__Exercise instructions__
Copy the entries from the first one through the line containing "hero-subtitle: I create", substituting "List" for "Enumerate" and leaving everything else unchanged.

__Data for the task__
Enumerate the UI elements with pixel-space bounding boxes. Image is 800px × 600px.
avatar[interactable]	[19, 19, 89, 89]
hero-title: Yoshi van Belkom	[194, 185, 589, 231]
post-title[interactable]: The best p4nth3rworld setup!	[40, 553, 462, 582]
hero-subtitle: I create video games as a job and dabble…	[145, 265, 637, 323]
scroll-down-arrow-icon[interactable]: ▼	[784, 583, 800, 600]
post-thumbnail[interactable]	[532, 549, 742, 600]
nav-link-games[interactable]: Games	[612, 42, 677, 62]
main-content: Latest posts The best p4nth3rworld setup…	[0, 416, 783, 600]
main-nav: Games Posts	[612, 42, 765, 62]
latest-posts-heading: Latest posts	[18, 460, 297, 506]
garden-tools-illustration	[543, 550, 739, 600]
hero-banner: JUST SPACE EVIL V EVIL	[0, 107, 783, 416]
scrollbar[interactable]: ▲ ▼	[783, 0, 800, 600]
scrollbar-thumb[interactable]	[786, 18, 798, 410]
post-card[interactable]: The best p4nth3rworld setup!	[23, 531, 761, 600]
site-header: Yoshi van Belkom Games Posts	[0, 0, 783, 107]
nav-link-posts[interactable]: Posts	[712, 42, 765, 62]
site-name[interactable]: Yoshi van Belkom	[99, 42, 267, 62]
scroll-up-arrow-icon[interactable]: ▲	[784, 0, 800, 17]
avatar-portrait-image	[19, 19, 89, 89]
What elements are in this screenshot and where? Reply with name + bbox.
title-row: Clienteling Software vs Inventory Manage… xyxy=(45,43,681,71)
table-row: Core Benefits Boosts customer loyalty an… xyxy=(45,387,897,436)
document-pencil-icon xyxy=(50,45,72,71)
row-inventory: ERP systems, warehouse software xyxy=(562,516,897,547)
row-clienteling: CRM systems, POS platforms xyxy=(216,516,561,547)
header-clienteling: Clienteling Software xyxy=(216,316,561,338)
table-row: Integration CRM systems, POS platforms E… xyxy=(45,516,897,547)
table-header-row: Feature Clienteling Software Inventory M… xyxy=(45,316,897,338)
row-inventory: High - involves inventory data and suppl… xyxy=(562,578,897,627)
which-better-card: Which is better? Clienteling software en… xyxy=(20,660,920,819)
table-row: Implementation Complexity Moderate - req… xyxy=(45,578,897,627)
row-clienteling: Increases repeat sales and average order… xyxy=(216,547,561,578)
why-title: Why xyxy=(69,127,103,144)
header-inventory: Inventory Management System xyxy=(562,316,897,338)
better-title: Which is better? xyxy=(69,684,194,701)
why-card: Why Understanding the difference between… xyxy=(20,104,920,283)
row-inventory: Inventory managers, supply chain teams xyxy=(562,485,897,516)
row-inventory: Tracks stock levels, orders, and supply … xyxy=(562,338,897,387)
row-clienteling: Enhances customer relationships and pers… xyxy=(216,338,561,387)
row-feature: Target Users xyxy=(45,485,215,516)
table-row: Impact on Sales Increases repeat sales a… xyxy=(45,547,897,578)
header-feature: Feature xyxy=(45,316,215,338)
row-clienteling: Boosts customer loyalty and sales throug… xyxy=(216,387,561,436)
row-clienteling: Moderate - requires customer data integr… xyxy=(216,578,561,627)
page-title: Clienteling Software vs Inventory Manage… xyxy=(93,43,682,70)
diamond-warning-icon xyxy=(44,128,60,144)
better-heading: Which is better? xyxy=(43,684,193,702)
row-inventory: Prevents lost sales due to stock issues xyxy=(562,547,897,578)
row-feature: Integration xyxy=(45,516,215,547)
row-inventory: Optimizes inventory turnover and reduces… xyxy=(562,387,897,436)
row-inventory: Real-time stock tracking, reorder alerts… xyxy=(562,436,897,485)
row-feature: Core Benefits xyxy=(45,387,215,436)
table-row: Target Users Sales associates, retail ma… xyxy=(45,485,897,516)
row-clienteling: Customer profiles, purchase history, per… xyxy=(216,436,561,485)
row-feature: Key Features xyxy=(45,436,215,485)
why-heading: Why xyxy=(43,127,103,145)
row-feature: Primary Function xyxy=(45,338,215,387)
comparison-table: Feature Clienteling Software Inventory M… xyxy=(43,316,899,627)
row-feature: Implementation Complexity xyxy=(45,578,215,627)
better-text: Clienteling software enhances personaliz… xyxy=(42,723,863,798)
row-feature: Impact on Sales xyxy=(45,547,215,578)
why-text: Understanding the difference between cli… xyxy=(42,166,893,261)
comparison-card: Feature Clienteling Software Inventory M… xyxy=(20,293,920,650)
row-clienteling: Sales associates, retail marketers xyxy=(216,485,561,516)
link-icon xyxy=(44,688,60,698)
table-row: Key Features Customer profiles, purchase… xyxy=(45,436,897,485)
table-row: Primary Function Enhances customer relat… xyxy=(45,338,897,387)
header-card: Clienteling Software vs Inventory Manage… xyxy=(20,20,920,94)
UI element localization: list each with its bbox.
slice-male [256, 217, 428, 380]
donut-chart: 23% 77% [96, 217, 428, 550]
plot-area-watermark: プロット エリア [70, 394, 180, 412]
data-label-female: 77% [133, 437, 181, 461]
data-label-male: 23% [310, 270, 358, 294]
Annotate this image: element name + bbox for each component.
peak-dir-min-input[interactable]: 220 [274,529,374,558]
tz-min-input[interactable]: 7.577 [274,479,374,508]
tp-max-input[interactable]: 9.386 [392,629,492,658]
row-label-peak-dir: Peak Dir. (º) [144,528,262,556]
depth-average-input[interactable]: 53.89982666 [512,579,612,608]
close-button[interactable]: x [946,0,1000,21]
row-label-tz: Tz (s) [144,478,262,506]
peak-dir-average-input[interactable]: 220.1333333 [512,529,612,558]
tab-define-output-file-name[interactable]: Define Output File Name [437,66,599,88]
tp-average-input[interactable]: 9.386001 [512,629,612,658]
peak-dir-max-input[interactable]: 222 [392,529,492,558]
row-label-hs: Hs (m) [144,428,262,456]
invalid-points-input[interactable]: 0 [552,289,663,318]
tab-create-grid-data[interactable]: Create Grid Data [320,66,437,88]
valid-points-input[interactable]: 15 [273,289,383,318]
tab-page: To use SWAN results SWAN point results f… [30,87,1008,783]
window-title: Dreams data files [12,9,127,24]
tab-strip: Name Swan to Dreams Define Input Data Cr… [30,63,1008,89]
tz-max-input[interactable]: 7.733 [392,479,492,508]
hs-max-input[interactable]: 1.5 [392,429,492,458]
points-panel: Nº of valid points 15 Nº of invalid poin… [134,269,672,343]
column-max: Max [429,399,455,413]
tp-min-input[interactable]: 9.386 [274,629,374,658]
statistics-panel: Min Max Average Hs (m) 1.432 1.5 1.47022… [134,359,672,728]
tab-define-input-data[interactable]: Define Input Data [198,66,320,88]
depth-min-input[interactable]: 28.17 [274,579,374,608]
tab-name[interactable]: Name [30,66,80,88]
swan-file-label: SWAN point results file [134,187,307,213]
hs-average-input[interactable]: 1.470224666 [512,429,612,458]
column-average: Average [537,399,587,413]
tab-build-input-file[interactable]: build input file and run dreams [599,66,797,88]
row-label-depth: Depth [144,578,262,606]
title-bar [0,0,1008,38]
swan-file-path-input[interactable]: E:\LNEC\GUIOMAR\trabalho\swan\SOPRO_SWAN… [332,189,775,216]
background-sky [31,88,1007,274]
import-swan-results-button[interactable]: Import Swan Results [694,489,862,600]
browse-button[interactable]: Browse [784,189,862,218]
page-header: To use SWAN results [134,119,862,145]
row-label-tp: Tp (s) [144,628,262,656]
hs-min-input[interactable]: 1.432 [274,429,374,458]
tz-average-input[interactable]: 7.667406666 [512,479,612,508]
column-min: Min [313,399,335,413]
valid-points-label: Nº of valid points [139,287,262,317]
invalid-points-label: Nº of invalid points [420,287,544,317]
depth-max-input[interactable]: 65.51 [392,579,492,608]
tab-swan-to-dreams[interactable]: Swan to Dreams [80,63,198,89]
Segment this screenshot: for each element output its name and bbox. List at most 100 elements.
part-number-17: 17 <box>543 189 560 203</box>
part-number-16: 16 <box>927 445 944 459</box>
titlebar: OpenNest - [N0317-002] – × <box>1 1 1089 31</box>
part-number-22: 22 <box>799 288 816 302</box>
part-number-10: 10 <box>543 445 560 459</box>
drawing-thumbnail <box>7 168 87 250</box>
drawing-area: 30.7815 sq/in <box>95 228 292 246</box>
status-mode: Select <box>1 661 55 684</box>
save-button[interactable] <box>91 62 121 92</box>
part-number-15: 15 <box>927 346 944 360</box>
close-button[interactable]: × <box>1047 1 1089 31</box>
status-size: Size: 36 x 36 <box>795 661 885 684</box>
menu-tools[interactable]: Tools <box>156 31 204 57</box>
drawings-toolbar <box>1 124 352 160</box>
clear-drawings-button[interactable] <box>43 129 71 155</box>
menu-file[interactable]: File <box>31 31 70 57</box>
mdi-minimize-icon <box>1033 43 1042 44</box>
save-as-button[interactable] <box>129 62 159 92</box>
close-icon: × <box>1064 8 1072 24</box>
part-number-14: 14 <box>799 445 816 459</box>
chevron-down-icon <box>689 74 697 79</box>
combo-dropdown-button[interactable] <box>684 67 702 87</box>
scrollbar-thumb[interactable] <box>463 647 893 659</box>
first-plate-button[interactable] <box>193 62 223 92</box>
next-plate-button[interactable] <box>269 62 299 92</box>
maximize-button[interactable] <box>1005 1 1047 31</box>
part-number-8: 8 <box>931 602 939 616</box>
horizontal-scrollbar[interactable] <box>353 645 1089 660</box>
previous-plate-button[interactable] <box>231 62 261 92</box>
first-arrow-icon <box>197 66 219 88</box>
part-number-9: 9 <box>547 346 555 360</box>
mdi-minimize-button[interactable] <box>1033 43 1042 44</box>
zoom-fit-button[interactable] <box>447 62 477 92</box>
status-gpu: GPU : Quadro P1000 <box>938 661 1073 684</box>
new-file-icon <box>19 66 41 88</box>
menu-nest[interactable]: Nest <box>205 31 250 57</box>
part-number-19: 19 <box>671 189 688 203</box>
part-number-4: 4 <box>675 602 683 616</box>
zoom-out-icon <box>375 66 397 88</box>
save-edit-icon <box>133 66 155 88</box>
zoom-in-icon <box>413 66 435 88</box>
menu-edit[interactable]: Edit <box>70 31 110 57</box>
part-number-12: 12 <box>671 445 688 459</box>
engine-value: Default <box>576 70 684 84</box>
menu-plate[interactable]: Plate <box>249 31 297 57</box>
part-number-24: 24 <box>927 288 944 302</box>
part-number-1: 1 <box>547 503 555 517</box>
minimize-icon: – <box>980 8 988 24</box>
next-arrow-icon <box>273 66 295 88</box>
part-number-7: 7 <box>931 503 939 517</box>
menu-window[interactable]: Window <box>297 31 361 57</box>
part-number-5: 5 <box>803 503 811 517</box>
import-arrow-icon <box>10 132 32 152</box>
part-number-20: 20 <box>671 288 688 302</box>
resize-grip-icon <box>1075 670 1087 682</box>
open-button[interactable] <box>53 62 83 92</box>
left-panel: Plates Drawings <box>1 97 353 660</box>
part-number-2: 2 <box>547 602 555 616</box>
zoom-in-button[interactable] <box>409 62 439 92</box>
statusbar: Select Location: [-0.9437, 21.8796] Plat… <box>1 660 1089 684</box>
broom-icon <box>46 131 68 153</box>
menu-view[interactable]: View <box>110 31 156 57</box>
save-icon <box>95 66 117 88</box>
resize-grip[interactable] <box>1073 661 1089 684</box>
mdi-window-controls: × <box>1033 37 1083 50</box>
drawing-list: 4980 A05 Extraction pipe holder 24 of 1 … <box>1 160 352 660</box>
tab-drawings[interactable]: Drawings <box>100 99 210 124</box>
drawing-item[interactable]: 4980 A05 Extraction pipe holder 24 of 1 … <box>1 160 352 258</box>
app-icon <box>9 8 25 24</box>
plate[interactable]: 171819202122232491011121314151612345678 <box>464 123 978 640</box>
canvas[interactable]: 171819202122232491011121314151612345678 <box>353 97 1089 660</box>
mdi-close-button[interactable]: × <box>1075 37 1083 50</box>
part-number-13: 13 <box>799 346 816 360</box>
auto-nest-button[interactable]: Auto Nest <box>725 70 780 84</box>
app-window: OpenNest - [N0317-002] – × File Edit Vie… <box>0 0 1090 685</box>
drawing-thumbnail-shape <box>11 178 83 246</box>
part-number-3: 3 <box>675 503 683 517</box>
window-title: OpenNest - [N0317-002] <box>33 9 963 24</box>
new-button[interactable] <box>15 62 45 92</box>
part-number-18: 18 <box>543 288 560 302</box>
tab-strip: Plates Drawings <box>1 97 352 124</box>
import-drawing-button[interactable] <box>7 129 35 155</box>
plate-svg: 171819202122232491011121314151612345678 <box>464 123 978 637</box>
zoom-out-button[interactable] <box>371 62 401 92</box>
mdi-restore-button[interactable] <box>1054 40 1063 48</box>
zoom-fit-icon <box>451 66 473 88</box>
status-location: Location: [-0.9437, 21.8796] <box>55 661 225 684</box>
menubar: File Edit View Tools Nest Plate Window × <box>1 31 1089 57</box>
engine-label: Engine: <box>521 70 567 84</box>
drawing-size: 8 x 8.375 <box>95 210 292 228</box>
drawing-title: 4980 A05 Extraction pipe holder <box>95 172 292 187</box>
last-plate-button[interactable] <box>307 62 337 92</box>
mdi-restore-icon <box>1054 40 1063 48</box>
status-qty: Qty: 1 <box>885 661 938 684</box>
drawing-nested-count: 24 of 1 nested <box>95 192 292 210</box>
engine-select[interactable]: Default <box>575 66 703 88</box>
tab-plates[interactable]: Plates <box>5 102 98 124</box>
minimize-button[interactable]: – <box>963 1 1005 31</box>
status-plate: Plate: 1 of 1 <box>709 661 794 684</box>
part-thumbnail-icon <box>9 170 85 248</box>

__Exercise solution__
List the UI elements with pixel-space bounding boxes. Image is 800px × 600px.
avatar[interactable]	[19, 19, 89, 89]
hero-title: Yoshi van Belkom	[194, 185, 589, 231]
post-title[interactable]: The best p4nth3rworld setup!	[40, 553, 462, 582]
hero-subtitle: I create video games as a job and dabble…	[145, 265, 637, 323]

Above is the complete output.